EXERCISE MATERIALS -
•••

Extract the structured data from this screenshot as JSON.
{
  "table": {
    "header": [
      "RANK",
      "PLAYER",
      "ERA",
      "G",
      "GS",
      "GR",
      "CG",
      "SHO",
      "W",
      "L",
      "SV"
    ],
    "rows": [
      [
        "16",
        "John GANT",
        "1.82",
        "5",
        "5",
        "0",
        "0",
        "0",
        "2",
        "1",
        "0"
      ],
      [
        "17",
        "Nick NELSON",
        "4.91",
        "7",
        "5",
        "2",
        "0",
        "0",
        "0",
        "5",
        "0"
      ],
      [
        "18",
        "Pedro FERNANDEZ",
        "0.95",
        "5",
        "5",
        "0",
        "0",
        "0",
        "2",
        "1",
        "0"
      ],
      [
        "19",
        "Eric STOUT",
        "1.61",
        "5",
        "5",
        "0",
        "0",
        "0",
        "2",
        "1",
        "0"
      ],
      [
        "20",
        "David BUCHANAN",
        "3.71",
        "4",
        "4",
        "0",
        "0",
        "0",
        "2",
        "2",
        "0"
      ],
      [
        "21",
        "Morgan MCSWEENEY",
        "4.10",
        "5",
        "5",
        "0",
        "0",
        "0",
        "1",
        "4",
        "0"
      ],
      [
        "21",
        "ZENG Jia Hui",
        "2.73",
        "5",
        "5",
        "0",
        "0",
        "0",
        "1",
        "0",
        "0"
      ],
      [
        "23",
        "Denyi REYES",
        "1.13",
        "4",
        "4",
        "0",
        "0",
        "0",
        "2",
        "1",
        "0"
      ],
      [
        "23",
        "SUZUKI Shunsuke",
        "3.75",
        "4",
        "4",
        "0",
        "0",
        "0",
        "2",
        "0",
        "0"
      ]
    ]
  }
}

•••

INSTRUCTIONS TO FOLLOW - Extract the listing in its entirety, matching it exactly.

RESULT FOR THIS TASK -
Extract the structured data from this screenshot as JSON.
{
  "table": {
    "header": [
      "RANK",
      "PLAYER",
      "ERA",
      "G",
      "GS",
      "GR",
      "CG",
      "SHO",
      "W",
      "L",
      "SV"
    ],
    "rows": [
      [
        "16",
        "John GANT",
        "1.82",
        "5",
        "5",
        "0",
        "0",
        "0",
        "2",
        "1",
        "0"
      ],
      [
        "17",
        "Nick NELSON",
        "4.91",
        "7",
        "5",
        "2",
        "0",
        "0",
        "0",
        "5",
        "0"
      ],
      [
        "18",
        "Pedro FERNANDEZ",
        "0.95",
        "5",
        "5",
        "0",
        "0",
        "0",
        "2",
        "1",
        "0"
      ],
      [
        "19",
        "Eric STOUT",
        "1.61",
        "5",
        "5",
        "0",
        "0",
        "0",
        "2",
        "1",
        "0"
      ],
      [
        "20",
        "David BUCHANAN",
        "3.71",
        "4",
        "4",
        "0",
        "0",
        "0",
        "2",
        "2",
        "0"
      ],
      [
        "21",
        "Morgan MCSWEENEY",
        "4.10",
        "5",
        "5",
        "0",
        "0",
        "0",
        "1",
        "4",
        "0"
      ],
      [
        "21",
        "ZENG Jia Hui",
        "2.73",
        "5",
        "5",
        "0",
        "0",
        "0",
        "1",
        "0",
        "0"
      ],
      [
        "23",
        "Denyi REYES",
        "1.13",
        "4",
        "4",
        "0",
        "0",
        "0",
        "2",
        "1",
        "0"
      ],
      [
        "23",
        "SUZUKI Shunsuke",
        "3.75",
        "4",
        "4",
        "0",
        "0",
        "0",
        "2",
        "0",
        "0"
      ]
    ]
  }
}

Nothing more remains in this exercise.